======== DATA FOR THE TASK
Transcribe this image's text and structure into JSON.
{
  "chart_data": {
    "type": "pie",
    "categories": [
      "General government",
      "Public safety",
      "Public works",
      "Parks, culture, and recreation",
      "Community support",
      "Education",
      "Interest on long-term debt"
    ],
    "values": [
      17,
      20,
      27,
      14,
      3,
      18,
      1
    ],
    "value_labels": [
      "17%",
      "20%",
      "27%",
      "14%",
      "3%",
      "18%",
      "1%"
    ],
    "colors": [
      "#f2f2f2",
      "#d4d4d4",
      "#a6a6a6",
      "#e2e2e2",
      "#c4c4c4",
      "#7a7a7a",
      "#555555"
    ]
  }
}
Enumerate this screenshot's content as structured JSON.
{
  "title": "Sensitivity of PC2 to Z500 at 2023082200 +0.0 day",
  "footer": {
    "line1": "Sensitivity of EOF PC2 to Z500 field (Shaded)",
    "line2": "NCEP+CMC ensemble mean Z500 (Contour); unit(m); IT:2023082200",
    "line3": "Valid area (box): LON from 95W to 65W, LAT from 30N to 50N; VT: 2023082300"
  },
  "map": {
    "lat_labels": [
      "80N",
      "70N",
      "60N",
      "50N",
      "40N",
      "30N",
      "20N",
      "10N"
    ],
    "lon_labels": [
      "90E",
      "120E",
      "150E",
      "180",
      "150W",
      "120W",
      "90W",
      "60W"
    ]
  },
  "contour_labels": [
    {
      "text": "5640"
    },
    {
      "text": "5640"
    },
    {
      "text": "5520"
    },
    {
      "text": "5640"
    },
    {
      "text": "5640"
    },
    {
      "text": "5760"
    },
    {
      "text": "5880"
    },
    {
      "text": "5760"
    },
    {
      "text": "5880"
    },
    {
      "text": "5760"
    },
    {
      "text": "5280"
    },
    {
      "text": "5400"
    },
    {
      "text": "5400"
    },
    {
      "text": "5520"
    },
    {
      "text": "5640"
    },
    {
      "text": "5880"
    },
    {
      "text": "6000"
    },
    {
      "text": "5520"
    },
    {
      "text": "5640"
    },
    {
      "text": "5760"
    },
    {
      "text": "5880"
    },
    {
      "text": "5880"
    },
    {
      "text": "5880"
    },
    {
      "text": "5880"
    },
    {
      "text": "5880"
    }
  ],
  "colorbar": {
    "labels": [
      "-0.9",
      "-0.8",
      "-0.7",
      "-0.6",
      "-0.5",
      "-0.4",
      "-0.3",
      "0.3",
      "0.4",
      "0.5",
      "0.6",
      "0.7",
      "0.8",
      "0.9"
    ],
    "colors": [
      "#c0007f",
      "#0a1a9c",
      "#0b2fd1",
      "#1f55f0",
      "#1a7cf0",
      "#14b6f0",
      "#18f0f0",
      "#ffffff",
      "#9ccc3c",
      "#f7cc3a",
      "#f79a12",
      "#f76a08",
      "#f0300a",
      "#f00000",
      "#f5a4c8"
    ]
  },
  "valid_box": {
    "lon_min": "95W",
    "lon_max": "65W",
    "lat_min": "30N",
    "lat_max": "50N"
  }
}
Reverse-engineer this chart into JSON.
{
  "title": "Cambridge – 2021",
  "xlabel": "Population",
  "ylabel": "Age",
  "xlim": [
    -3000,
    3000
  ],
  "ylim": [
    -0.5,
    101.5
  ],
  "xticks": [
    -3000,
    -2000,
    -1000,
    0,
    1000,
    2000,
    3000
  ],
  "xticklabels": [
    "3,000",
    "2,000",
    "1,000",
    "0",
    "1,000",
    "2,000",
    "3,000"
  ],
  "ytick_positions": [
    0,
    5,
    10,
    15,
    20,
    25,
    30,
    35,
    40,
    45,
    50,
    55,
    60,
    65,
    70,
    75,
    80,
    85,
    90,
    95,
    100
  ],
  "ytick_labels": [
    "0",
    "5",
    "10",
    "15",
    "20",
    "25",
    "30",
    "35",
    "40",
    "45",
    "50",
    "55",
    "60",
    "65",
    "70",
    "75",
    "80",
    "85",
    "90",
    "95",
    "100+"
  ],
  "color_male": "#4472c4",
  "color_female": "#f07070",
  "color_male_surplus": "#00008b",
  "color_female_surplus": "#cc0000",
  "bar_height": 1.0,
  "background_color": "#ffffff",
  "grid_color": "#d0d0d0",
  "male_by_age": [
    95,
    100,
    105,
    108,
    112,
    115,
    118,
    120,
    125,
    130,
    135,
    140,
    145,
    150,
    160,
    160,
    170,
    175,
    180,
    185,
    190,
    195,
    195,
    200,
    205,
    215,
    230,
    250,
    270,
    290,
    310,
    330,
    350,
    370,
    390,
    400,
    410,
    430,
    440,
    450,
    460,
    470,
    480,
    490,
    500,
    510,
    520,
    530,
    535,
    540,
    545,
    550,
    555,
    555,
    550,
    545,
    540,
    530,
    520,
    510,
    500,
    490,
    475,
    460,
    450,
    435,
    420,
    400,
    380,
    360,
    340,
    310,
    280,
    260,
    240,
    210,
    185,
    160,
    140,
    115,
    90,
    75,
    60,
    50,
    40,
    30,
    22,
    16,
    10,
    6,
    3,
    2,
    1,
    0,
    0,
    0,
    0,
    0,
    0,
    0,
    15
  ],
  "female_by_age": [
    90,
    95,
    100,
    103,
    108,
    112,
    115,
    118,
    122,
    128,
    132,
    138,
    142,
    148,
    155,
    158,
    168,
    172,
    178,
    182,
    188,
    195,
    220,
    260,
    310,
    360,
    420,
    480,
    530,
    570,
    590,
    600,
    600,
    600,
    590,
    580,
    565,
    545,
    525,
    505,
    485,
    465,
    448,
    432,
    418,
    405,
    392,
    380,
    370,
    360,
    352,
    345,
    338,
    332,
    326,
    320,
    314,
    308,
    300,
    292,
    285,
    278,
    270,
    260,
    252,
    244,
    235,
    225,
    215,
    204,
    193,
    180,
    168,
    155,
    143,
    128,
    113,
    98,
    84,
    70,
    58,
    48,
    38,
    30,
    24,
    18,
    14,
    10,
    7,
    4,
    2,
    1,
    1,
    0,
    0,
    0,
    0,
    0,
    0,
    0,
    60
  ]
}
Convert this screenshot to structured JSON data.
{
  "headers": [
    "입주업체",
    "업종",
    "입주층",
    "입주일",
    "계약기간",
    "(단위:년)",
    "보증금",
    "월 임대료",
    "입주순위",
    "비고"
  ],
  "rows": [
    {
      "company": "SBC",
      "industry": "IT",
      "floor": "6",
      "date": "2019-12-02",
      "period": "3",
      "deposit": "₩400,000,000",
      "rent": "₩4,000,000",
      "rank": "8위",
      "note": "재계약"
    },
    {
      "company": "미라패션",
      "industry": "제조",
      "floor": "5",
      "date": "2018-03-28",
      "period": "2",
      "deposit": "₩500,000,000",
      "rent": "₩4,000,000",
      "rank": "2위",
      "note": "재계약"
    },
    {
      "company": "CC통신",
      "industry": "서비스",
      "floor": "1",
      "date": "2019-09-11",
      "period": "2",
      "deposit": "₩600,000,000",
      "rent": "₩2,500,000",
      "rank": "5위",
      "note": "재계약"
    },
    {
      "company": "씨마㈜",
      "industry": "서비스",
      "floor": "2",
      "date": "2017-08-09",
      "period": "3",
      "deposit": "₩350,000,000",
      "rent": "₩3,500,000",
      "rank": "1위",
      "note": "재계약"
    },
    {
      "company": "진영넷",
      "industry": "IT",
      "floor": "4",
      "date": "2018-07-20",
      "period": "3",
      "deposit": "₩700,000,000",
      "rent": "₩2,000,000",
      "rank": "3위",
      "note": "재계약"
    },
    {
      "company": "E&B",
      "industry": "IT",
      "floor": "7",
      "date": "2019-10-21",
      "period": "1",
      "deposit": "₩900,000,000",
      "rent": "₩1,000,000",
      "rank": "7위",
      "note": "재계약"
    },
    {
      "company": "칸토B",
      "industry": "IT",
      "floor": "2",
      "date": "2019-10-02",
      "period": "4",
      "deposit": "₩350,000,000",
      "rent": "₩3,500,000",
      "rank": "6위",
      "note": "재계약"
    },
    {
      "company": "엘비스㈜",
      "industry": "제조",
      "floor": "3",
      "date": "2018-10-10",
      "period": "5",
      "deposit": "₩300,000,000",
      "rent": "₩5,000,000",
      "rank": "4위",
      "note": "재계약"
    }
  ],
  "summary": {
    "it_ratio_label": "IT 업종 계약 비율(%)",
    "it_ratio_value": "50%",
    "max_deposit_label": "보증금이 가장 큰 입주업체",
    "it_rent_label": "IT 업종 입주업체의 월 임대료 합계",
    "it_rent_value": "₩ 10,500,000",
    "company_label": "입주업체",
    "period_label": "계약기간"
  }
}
================
▸ EXERCISE
Scan the material above. Extract every line in which the word "into" occurs.

▸ RESPONSE TO THIS EXERCISE
Transcribe this image's text and structure into JSON.
Reverse-engineer this chart into JSON.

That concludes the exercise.